Job:
Give the data a second time, exactly and in full.

(Records from a collection)
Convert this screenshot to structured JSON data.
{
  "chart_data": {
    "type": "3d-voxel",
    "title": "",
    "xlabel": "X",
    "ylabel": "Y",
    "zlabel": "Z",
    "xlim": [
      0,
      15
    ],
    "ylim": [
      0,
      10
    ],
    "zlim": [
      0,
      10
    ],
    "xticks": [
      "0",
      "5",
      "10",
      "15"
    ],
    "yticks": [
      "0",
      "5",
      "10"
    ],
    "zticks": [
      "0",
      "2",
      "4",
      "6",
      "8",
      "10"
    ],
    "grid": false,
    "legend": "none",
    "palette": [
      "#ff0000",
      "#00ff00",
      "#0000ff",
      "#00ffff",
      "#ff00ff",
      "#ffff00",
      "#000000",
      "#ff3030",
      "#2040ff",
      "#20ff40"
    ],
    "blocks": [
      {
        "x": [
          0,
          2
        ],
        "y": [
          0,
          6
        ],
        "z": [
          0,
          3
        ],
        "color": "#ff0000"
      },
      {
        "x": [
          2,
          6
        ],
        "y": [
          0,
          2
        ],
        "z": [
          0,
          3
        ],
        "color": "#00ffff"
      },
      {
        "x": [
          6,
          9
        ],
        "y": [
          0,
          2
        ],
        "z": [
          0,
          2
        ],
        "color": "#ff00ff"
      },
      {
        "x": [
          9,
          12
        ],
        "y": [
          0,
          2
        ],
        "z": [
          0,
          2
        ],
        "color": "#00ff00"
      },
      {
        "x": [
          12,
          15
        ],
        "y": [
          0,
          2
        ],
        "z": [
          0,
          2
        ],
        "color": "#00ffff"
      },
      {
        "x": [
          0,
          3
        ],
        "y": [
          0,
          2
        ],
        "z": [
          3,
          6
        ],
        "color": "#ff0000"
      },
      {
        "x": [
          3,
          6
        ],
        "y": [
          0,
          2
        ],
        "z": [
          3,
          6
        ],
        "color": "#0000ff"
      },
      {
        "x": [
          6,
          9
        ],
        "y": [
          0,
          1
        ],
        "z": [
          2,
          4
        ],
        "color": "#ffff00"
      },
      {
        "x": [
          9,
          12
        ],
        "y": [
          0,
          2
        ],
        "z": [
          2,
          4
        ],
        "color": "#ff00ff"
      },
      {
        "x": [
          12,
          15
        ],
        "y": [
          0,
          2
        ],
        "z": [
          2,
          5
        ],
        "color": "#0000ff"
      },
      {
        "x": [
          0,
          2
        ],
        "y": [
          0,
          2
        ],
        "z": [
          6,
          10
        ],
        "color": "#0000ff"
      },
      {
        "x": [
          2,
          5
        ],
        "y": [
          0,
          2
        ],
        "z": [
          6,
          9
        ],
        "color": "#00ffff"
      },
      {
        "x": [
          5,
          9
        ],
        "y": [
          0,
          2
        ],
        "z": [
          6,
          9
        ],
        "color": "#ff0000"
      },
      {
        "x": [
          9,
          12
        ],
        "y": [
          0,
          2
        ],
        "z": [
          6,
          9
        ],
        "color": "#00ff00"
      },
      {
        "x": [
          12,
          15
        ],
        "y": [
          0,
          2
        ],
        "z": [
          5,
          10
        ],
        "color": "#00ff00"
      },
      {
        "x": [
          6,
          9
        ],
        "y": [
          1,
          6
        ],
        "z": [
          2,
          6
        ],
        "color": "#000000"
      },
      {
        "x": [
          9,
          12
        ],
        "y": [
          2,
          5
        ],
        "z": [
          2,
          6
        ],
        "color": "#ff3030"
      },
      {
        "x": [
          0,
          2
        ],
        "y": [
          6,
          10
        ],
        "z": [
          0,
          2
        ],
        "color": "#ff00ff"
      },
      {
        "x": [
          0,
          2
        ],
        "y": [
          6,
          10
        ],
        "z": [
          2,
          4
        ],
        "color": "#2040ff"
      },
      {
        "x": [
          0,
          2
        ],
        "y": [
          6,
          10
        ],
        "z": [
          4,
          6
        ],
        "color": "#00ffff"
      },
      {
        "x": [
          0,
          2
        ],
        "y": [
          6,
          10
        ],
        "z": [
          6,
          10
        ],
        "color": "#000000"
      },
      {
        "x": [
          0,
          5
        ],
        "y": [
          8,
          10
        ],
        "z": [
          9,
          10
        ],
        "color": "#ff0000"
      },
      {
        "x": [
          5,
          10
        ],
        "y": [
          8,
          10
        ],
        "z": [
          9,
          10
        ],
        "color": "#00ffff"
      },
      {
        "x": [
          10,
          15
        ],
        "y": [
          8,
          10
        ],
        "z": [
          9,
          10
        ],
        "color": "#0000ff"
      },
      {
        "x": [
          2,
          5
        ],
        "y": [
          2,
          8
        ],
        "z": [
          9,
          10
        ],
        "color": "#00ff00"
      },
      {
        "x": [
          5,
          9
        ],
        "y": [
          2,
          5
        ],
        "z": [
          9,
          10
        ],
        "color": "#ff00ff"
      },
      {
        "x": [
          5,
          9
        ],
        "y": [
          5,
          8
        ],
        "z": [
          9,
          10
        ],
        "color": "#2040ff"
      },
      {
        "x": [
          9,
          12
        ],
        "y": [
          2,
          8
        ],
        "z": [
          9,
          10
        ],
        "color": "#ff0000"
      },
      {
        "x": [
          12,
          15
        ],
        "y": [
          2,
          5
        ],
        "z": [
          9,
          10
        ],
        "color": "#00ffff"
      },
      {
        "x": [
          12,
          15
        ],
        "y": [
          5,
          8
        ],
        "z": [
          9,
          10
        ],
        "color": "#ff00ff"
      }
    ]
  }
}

Answer to the task:
Convert this screenshot to structured JSON data.
{
  "chart_data": {
    "type": "3d-voxel",
    "title": "",
    "xlabel": "X",
    "ylabel": "Y",
    "zlabel": "Z",
    "xlim": [
      0,
      15
    ],
    "ylim": [
      0,
      10
    ],
    "zlim": [
      0,
      10
    ],
    "xticks": [
      "0",
      "5",
      "10",
      "15"
    ],
    "yticks": [
      "0",
      "5",
      "10"
    ],
    "zticks": [
      "0",
      "2",
      "4",
      "6",
      "8",
      "10"
    ],
    "grid": false,
    "legend": "none",
    "palette": [
      "#ff0000",
      "#00ff00",
      "#0000ff",
      "#00ffff",
      "#ff00ff",
      "#ffff00",
      "#000000",
      "#ff3030",
      "#2040ff",
      "#20ff40"
    ],
    "blocks": [
      {
        "x": [
          0,
          2
        ],
        "y": [
          0,
          6
        ],
        "z": [
          0,
          3
        ],
        "color": "#ff0000"
      },
      {
        "x": [
          2,
          6
        ],
        "y": [
          0,
          2
        ],
        "z": [
          0,
          3
        ],
        "color": "#00ffff"
      },
      {
        "x": [
          6,
          9
        ],
        "y": [
          0,
          2
        ],
        "z": [
          0,
          2
        ],
        "color": "#ff00ff"
      },
      {
        "x": [
          9,
          12
        ],
        "y": [
          0,
          2
        ],
        "z": [
          0,
          2
        ],
        "color": "#00ff00"
      },
      {
        "x": [
          12,
          15
        ],
        "y": [
          0,
          2
        ],
        "z": [
          0,
          2
        ],
        "color": "#00ffff"
      },
      {
        "x": [
          0,
          3
        ],
        "y": [
          0,
          2
        ],
        "z": [
          3,
          6
        ],
        "color": "#ff0000"
      },
      {
        "x": [
          3,
          6
        ],
        "y": [
          0,
          2
        ],
        "z": [
          3,
          6
        ],
        "color": "#0000ff"
      },
      {
        "x": [
          6,
          9
        ],
        "y": [
          0,
          1
        ],
        "z": [
          2,
          4
        ],
        "color": "#ffff00"
      },
      {
        "x": [
          9,
          12
        ],
        "y": [
          0,
          2
        ],
        "z": [
          2,
          4
        ],
        "color": "#ff00ff"
      },
      {
        "x": [
          12,
          15
        ],
        "y": [
          0,
          2
        ],
        "z": [
          2,
          5
        ],
        "color": "#0000ff"
      },
      {
        "x": [
          0,
          2
        ],
        "y": [
          0,
          2
        ],
        "z": [
          6,
          10
        ],
        "color": "#0000ff"
      },
      {
        "x": [
          2,
          5
        ],
        "y": [
          0,
          2
        ],
        "z": [
          6,
          9
        ],
        "color": "#00ffff"
      },
      {
        "x": [
          5,
          9
        ],
        "y": [
          0,
          2
        ],
        "z": [
          6,
          9
        ],
        "color": "#ff0000"
      },
      {
        "x": [
          9,
          12
        ],
        "y": [
          0,
          2
        ],
        "z": [
          6,
          9
        ],
        "color": "#00ff00"
      },
      {
        "x": [
          12,
          15
        ],
        "y": [
          0,
          2
        ],
        "z": [
          5,
          10
        ],
        "color": "#00ff00"
      },
      {
        "x": [
          6,
          9
        ],
        "y": [
          1,
          6
        ],
        "z": [
          2,
          6
        ],
        "color": "#000000"
      },
      {
        "x": [
          9,
          12
        ],
        "y": [
          2,
          5
        ],
        "z": [
          2,
          6
        ],
        "color": "#ff3030"
      },
      {
        "x": [
          0,
          2
        ],
        "y": [
          6,
          10
        ],
        "z": [
          0,
          2
        ],
        "color": "#ff00ff"
      },
      {
        "x": [
          0,
          2
        ],
        "y": [
          6,
          10
        ],
        "z": [
          2,
          4
        ],
        "color": "#2040ff"
      },
      {
        "x": [
          0,
          2
        ],
        "y": [
          6,
          10
        ],
        "z": [
          4,
          6
        ],
        "color": "#00ffff"
      },
      {
        "x": [
          0,
          2
        ],
        "y": [
          6,
          10
        ],
        "z": [
          6,
          10
        ],
        "color": "#000000"
      },
      {
        "x": [
          0,
          5
        ],
        "y": [
          8,
          10
        ],
        "z": [
          9,
          10
        ],
        "color": "#ff0000"
      },
      {
        "x": [
          5,
          10
        ],
        "y": [
          8,
          10
        ],
        "z": [
          9,
          10
        ],
        "color": "#00ffff"
      },
      {
        "x": [
          10,
          15
        ],
        "y": [
          8,
          10
        ],
        "z": [
          9,
          10
        ],
        "color": "#0000ff"
      },
      {
        "x": [
          2,
          5
        ],
        "y": [
          2,
          8
        ],
        "z": [
          9,
          10
        ],
        "color": "#00ff00"
      },
      {
        "x": [
          5,
          9
        ],
        "y": [
          2,
          5
        ],
        "z": [
          9,
          10
        ],
        "color": "#ff00ff"
      },
      {
        "x": [
          5,
          9
        ],
        "y": [
          5,
          8
        ],
        "z": [
          9,
          10
        ],
        "color": "#2040ff"
      },
      {
        "x": [
          9,
          12
        ],
        "y": [
          2,
          8
        ],
        "z": [
          9,
          10
        ],
        "color": "#ff0000"
      },
      {
        "x": [
          12,
          15
        ],
        "y": [
          2,
          5
        ],
        "z": [
          9,
          10
        ],
        "color": "#00ffff"
      },
      {
        "x": [
          12,
          15
        ],
        "y": [
          5,
          8
        ],
        "z": [
          9,
          10
        ],
        "color": "#ff00ff"
      }
    ]
  }
}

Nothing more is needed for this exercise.